* _Task to carry out_: Copy out all the entries word for word.

* _Data for this task_:

□ □ □ □ □

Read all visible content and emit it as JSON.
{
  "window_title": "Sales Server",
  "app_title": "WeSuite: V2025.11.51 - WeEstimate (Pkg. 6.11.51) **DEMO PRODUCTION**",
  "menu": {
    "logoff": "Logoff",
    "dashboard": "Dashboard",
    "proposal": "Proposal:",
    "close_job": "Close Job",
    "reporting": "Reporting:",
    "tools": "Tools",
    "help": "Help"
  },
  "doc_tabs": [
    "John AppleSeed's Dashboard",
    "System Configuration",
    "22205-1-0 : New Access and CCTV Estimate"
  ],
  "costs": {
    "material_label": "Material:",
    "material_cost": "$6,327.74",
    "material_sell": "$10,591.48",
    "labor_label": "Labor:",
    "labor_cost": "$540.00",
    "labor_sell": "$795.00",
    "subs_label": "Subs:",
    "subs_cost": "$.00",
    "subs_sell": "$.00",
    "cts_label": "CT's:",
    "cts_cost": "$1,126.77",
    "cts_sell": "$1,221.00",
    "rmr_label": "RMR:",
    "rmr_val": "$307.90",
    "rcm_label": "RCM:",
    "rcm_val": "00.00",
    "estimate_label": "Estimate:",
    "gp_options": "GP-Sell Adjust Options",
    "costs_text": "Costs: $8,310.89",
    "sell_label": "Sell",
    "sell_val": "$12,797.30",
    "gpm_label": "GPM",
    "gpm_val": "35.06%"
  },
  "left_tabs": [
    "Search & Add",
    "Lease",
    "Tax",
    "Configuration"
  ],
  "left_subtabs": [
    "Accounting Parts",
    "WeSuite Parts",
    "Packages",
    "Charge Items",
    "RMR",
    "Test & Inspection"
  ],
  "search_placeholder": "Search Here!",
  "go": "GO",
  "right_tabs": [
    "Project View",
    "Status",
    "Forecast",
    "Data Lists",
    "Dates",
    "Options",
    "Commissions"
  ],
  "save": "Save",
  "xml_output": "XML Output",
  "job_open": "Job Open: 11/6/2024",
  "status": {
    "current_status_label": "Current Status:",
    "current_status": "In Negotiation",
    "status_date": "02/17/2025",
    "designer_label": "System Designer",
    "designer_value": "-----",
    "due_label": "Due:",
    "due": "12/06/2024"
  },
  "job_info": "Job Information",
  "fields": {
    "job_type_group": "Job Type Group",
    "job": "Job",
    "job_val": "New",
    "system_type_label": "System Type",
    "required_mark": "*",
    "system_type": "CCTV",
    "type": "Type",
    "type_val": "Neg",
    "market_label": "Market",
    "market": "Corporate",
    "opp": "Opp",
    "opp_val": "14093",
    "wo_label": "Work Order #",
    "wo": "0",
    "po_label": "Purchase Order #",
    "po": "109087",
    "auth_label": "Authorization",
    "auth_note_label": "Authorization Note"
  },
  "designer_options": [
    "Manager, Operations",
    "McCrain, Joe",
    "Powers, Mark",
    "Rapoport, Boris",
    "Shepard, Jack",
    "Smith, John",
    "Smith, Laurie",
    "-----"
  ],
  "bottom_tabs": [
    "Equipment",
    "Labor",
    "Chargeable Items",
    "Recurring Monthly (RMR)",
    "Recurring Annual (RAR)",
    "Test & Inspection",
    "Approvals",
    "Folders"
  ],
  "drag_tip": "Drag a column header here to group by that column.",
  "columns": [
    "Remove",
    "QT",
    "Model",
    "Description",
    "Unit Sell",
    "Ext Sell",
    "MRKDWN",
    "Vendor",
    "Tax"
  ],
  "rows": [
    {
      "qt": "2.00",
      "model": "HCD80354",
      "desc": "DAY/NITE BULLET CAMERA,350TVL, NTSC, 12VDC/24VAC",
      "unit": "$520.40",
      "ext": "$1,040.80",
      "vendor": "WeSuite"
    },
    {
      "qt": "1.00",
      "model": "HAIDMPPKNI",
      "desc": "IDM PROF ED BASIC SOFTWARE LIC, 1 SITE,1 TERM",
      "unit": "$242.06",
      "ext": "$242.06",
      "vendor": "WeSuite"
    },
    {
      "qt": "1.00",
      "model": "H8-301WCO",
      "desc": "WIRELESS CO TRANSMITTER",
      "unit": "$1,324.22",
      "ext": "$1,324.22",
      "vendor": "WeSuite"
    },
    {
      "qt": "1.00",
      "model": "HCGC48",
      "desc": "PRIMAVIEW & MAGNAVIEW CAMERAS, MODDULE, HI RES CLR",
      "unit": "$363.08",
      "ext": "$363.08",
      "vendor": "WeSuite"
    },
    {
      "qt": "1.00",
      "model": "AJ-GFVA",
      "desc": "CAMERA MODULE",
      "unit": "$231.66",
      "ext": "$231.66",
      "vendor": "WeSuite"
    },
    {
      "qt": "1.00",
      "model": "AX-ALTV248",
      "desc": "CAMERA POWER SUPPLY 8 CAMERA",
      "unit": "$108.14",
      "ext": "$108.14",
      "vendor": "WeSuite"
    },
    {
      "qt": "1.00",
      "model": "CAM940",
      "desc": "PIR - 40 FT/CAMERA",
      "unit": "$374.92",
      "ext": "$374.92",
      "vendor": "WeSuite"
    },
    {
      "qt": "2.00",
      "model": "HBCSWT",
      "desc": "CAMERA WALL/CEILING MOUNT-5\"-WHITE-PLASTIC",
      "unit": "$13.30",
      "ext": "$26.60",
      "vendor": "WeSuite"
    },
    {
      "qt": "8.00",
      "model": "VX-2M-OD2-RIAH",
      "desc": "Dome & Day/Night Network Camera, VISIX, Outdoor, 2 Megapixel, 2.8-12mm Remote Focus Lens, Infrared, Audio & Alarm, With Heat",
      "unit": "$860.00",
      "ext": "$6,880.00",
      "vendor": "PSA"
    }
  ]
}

□ □ □ □ □

* _Finished answer_:
Read all visible content and emit it as JSON.
{
  "window_title": "Sales Server",
  "app_title": "WeSuite: V2025.11.51 - WeEstimate (Pkg. 6.11.51) **DEMO PRODUCTION**",
  "menu": {
    "logoff": "Logoff",
    "dashboard": "Dashboard",
    "proposal": "Proposal:",
    "close_job": "Close Job",
    "reporting": "Reporting:",
    "tools": "Tools",
    "help": "Help"
  },
  "doc_tabs": [
    "John AppleSeed's Dashboard",
    "System Configuration",
    "22205-1-0 : New Access and CCTV Estimate"
  ],
  "costs": {
    "material_label": "Material:",
    "material_cost": "$6,327.74",
    "material_sell": "$10,591.48",
    "labor_label": "Labor:",
    "labor_cost": "$540.00",
    "labor_sell": "$795.00",
    "subs_label": "Subs:",
    "subs_cost": "$.00",
    "subs_sell": "$.00",
    "cts_label": "CT's:",
    "cts_cost": "$1,126.77",
    "cts_sell": "$1,221.00",
    "rmr_label": "RMR:",
    "rmr_val": "$307.90",
    "rcm_label": "RCM:",
    "rcm_val": "00.00",
    "estimate_label": "Estimate:",
    "gp_options": "GP-Sell Adjust Options",
    "costs_text": "Costs: $8,310.89",
    "sell_label": "Sell",
    "sell_val": "$12,797.30",
    "gpm_label": "GPM",
    "gpm_val": "35.06%"
  },
  "left_tabs": [
    "Search & Add",
    "Lease",
    "Tax",
    "Configuration"
  ],
  "left_subtabs": [
    "Accounting Parts",
    "WeSuite Parts",
    "Packages",
    "Charge Items",
    "RMR",
    "Test & Inspection"
  ],
  "search_placeholder": "Search Here!",
  "go": "GO",
  "right_tabs": [
    "Project View",
    "Status",
    "Forecast",
    "Data Lists",
    "Dates",
    "Options",
    "Commissions"
  ],
  "save": "Save",
  "xml_output": "XML Output",
  "job_open": "Job Open: 11/6/2024",
  "status": {
    "current_status_label": "Current Status:",
    "current_status": "In Negotiation",
    "status_date": "02/17/2025",
    "designer_label": "System Designer",
    "designer_value": "-----",
    "due_label": "Due:",
    "due": "12/06/2024"
  },
  "job_info": "Job Information",
  "fields": {
    "job_type_group": "Job Type Group",
    "job": "Job",
    "job_val": "New",
    "system_type_label": "System Type",
    "required_mark": "*",
    "system_type": "CCTV",
    "type": "Type",
    "type_val": "Neg",
    "market_label": "Market",
    "market": "Corporate",
    "opp": "Opp",
    "opp_val": "14093",
    "wo_label": "Work Order #",
    "wo": "0",
    "po_label": "Purchase Order #",
    "po": "109087",
    "auth_label": "Authorization",
    "auth_note_label": "Authorization Note"
  },
  "designer_options": [
    "Manager, Operations",
    "McCrain, Joe",
    "Powers, Mark",
    "Rapoport, Boris",
    "Shepard, Jack",
    "Smith, John",
    "Smith, Laurie",
    "-----"
  ],
  "bottom_tabs": [
    "Equipment",
    "Labor",
    "Chargeable Items",
    "Recurring Monthly (RMR)",
    "Recurring Annual (RAR)",
    "Test & Inspection",
    "Approvals",
    "Folders"
  ],
  "drag_tip": "Drag a column header here to group by that column.",
  "columns": [
    "Remove",
    "QT",
    "Model",
    "Description",
    "Unit Sell",
    "Ext Sell",
    "MRKDWN",
    "Vendor",
    "Tax"
  ],
  "rows": [
    {
      "qt": "2.00",
      "model": "HCD80354",
      "desc": "DAY/NITE BULLET CAMERA,350TVL, NTSC, 12VDC/24VAC",
      "unit": "$520.40",
      "ext": "$1,040.80",
      "vendor": "WeSuite"
    },
    {
      "qt": "1.00",
      "model": "HAIDMPPKNI",
      "desc": "IDM PROF ED BASIC SOFTWARE LIC, 1 SITE,1 TERM",
      "unit": "$242.06",
      "ext": "$242.06",
      "vendor": "WeSuite"
    },
    {
      "qt": "1.00",
      "model": "H8-301WCO",
      "desc": "WIRELESS CO TRANSMITTER",
      "unit": "$1,324.22",
      "ext": "$1,324.22",
      "vendor": "WeSuite"
    },
    {
      "qt": "1.00",
      "model": "HCGC48",
      "desc": "PRIMAVIEW & MAGNAVIEW CAMERAS, MODDULE, HI RES CLR",
      "unit": "$363.08",
      "ext": "$363.08",
      "vendor": "WeSuite"
    },
    {
      "qt": "1.00",
      "model": "AJ-GFVA",
      "desc": "CAMERA MODULE",
      "unit": "$231.66",
      "ext": "$231.66",
      "vendor": "WeSuite"
    },
    {
      "qt": "1.00",
      "model": "AX-ALTV248",
      "desc": "CAMERA POWER SUPPLY 8 CAMERA",
      "unit": "$108.14",
      "ext": "$108.14",
      "vendor": "WeSuite"
    },
    {
      "qt": "1.00",
      "model": "CAM940",
      "desc": "PIR - 40 FT/CAMERA",
      "unit": "$374.92",
      "ext": "$374.92",
      "vendor": "WeSuite"
    },
    {
      "qt": "2.00",
      "model": "HBCSWT",
      "desc": "CAMERA WALL/CEILING MOUNT-5\"-WHITE-PLASTIC",
      "unit": "$13.30",
      "ext": "$26.60",
      "vendor": "WeSuite"
    },
    {
      "qt": "8.00",
      "model": "VX-2M-OD2-RIAH",
      "desc": "Dome & Day/Night Network Camera, VISIX, Outdoor, 2 Megapixel, 2.8-12mm Remote Focus Lens, Infrared, Audio & Alarm, With Heat",
      "unit": "$860.00",
      "ext": "$6,880.00",
      "vendor": "PSA"
    }
  ]
}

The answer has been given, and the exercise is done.